What is being asked → Give the data a second time, exactly and in full.

Data shown →
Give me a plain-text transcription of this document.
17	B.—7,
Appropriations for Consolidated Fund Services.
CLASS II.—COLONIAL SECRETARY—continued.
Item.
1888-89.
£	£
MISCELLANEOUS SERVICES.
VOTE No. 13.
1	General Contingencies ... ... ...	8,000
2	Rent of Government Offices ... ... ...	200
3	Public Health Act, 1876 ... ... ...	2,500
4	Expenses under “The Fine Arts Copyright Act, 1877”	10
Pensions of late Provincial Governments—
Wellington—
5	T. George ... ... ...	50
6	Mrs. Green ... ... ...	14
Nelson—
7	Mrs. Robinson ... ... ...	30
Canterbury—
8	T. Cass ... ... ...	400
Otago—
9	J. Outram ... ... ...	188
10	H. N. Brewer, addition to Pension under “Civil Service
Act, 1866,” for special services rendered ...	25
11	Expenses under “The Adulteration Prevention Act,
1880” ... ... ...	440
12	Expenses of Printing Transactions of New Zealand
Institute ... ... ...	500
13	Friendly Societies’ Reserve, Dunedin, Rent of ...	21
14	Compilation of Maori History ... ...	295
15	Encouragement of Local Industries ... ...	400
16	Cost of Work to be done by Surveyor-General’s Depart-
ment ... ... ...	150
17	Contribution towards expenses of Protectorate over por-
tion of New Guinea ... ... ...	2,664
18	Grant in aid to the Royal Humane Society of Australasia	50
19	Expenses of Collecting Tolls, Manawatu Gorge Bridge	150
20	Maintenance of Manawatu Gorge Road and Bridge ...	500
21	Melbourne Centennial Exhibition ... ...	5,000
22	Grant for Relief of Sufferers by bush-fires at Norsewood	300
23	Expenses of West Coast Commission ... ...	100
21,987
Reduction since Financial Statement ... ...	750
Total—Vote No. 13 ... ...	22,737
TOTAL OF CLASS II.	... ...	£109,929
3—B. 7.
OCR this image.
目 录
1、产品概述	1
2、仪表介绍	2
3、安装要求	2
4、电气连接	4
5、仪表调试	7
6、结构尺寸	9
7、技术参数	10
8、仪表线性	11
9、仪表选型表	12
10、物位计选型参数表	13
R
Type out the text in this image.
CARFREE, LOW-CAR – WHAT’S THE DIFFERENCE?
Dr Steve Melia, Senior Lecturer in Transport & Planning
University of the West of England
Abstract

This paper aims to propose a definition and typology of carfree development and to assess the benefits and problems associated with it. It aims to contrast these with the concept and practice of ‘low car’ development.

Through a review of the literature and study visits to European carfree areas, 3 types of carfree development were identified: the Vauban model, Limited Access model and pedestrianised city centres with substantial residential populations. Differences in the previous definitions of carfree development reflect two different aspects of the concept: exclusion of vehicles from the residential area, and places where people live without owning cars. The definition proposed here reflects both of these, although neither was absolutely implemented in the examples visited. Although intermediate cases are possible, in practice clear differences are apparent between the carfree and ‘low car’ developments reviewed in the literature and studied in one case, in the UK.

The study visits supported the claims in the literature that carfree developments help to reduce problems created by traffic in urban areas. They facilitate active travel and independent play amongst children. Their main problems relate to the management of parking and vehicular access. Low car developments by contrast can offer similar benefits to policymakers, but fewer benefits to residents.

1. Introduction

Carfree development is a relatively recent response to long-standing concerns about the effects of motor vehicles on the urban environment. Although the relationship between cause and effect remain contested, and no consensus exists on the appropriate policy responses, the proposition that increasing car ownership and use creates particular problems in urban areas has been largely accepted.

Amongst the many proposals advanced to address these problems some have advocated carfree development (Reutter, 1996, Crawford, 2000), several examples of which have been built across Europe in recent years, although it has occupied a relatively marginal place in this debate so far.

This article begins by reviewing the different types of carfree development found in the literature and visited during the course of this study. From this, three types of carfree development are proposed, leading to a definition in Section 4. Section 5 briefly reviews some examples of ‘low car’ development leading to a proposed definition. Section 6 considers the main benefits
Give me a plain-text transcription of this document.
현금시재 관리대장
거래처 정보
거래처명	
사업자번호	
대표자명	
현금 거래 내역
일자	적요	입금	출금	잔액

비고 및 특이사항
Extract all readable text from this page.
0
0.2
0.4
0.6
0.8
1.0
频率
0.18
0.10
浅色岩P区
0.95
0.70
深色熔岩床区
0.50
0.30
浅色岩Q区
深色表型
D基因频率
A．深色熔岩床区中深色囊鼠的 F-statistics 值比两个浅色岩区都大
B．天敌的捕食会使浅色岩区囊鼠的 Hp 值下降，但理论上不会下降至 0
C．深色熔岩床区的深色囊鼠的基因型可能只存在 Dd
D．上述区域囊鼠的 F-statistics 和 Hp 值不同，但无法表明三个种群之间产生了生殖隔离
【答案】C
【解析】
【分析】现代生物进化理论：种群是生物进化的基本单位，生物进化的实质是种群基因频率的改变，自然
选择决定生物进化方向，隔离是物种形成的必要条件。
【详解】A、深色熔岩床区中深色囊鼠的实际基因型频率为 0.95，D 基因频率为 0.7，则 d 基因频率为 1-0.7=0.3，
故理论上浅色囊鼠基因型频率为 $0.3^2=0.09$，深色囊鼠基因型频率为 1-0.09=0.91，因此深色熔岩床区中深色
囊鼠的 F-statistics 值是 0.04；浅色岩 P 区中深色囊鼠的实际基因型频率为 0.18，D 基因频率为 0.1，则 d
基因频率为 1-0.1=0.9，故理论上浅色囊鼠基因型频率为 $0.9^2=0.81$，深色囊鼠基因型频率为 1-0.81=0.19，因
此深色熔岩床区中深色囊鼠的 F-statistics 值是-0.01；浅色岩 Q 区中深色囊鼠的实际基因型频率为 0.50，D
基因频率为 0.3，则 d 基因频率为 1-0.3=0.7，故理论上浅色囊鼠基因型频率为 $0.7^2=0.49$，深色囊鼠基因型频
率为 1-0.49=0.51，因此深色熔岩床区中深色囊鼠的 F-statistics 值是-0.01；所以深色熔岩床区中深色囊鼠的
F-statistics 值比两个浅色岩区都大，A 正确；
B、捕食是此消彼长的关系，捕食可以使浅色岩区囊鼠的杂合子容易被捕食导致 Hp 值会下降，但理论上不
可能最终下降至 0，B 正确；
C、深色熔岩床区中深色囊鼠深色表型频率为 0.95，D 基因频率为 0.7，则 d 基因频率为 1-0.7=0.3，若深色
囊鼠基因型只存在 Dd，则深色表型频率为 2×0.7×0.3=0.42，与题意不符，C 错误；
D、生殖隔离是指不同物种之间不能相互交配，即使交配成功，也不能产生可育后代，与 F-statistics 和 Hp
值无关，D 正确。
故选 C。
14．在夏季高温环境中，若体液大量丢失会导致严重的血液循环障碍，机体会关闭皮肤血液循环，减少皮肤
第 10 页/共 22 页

Response to the task →
Give me a plain-text transcription of this document.
17	B.—7,
Appropriations for Consolidated Fund Services.
CLASS II.—COLONIAL SECRETARY—continued.
Item.
1888-89.
£	£
MISCELLANEOUS SERVICES.
VOTE No. 13.
1	General Contingencies ... ... ...	8,000
2	Rent of Government Offices ... ... ...	200
3	Public Health Act, 1876 ... ... ...	2,500
4	Expenses under “The Fine Arts Copyright Act, 1877”	10
Pensions of late Provincial Governments—
Wellington—
5	T. George ... ... ...	50
6	Mrs. Green ... ... ...	14
Nelson—
7	Mrs. Robinson ... ... ...	30
Canterbury—
8	T. Cass ... ... ...	400
Otago—
9	J. Outram ... ... ...	188
10	H. N. Brewer, addition to Pension under “Civil Service
Act, 1866,” for special services rendered ...	25
11	Expenses under “The Adulteration Prevention Act,
1880” ... ... ...	440
12	Expenses of Printing Transactions of New Zealand
Institute ... ... ...	500
13	Friendly Societies’ Reserve, Dunedin, Rent of ...	21
14	Compilation of Maori History ... ...	295
15	Encouragement of Local Industries ... ...	400
16	Cost of Work to be done by Surveyor-General’s Depart-
ment ... ... ...	150
17	Contribution towards expenses of Protectorate over por-
tion of New Guinea ... ... ...	2,664
18	Grant in aid to the Royal Humane Society of Australasia	50
19	Expenses of Collecting Tolls, Manawatu Gorge Bridge	150
20	Maintenance of Manawatu Gorge Road and Bridge ...	500
21	Melbourne Centennial Exhibition ... ...	5,000
22	Grant for Relief of Sufferers by bush-fires at Norsewood	300
23	Expenses of West Coast Commission ... ...	100
21,987
Reduction since Financial Statement ... ...	750
Total—Vote No. 13 ... ...	22,737
TOTAL OF CLASS II.	... ...	£109,929
3—B. 7.
OCR this image.
目 录
1、产品概述	1
2、仪表介绍	2
3、安装要求	2
4、电气连接	4
5、仪表调试	7
6、结构尺寸	9
7、技术参数	10
8、仪表线性	11
9、仪表选型表	12
10、物位计选型参数表	13
R
Type out the text in this image.
CARFREE, LOW-CAR – WHAT’S THE DIFFERENCE?
Dr Steve Melia, Senior Lecturer in Transport & Planning
University of the West of England
Abstract

This paper aims to propose a definition and typology of carfree development and to assess the benefits and problems associated with it. It aims to contrast these with the concept and practice of ‘low car’ development.

Through a review of the literature and study visits to European carfree areas, 3 types of carfree development were identified: the Vauban model, Limited Access model and pedestrianised city centres with substantial residential populations. Differences in the previous definitions of carfree development reflect two different aspects of the concept: exclusion of vehicles from the residential area, and places where people live without owning cars. The definition proposed here reflects both of these, although neither was absolutely implemented in the examples visited. Although intermediate cases are possible, in practice clear differences are apparent between the carfree and ‘low car’ developments reviewed in the literature and studied in one case, in the UK.

The study visits supported the claims in the literature that carfree developments help to reduce problems created by traffic in urban areas. They facilitate active travel and independent play amongst children. Their main problems relate to the management of parking and vehicular access. Low car developments by contrast can offer similar benefits to policymakers, but fewer benefits to residents.

1. Introduction

Carfree development is a relatively recent response to long-standing concerns about the effects of motor vehicles on the urban environment. Although the relationship between cause and effect remain contested, and no consensus exists on the appropriate policy responses, the proposition that increasing car ownership and use creates particular problems in urban areas has been largely accepted.

Amongst the many proposals advanced to address these problems some have advocated carfree development (Reutter, 1996, Crawford, 2000), several examples of which have been built across Europe in recent years, although it has occupied a relatively marginal place in this debate so far.

This article begins by reviewing the different types of carfree development found in the literature and visited during the course of this study. From this, three types of carfree development are proposed, leading to a definition in Section 4. Section 5 briefly reviews some examples of ‘low car’ development leading to a proposed definition. Section 6 considers the main benefits
Give me a plain-text transcription of this document.
현금시재 관리대장
거래처 정보
거래처명	
사업자번호	
대표자명	
현금 거래 내역
일자	적요	입금	출금	잔액

비고 및 특이사항
Extract all readable text from this page.
0
0.2
0.4
0.6
0.8
1.0
频率
0.18
0.10
浅色岩P区
0.95
0.70
深色熔岩床区
0.50
0.30
浅色岩Q区
深色表型
D基因频率
A．深色熔岩床区中深色囊鼠的 F-statistics 值比两个浅色岩区都大
B．天敌的捕食会使浅色岩区囊鼠的 Hp 值下降，但理论上不会下降至 0
C．深色熔岩床区的深色囊鼠的基因型可能只存在 Dd
D．上述区域囊鼠的 F-statistics 和 Hp 值不同，但无法表明三个种群之间产生了生殖隔离
【答案】C
【解析】
【分析】现代生物进化理论：种群是生物进化的基本单位，生物进化的实质是种群基因频率的改变，自然
选择决定生物进化方向，隔离是物种形成的必要条件。
【详解】A、深色熔岩床区中深色囊鼠的实际基因型频率为 0.95，D 基因频率为 0.7，则 d 基因频率为 1-0.7=0.3，
故理论上浅色囊鼠基因型频率为 $0.3^2=0.09$，深色囊鼠基因型频率为 1-0.09=0.91，因此深色熔岩床区中深色
囊鼠的 F-statistics 值是 0.04；浅色岩 P 区中深色囊鼠的实际基因型频率为 0.18，D 基因频率为 0.1，则 d
基因频率为 1-0.1=0.9，故理论上浅色囊鼠基因型频率为 $0.9^2=0.81$，深色囊鼠基因型频率为 1-0.81=0.19，因
此深色熔岩床区中深色囊鼠的 F-statistics 值是-0.01；浅色岩 Q 区中深色囊鼠的实际基因型频率为 0.50，D
基因频率为 0.3，则 d 基因频率为 1-0.3=0.7，故理论上浅色囊鼠基因型频率为 $0.7^2=0.49$，深色囊鼠基因型频
率为 1-0.49=0.51，因此深色熔岩床区中深色囊鼠的 F-statistics 值是-0.01；所以深色熔岩床区中深色囊鼠的
F-statistics 值比两个浅色岩区都大，A 正确；
B、捕食是此消彼长的关系，捕食可以使浅色岩区囊鼠的杂合子容易被捕食导致 Hp 值会下降，但理论上不
可能最终下降至 0，B 正确；
C、深色熔岩床区中深色囊鼠深色表型频率为 0.95，D 基因频率为 0.7，则 d 基因频率为 1-0.7=0.3，若深色
囊鼠基因型只存在 Dd，则深色表型频率为 2×0.7×0.3=0.42，与题意不符，C 错误；
D、生殖隔离是指不同物种之间不能相互交配，即使交配成功，也不能产生可育后代，与 F-statistics 和 Hp
值无关，D 正确。
故选 C。
14．在夏季高温环境中，若体液大量丢失会导致严重的血液循环障碍，机体会关闭皮肤血液循环，减少皮肤
第 10 页/共 22 页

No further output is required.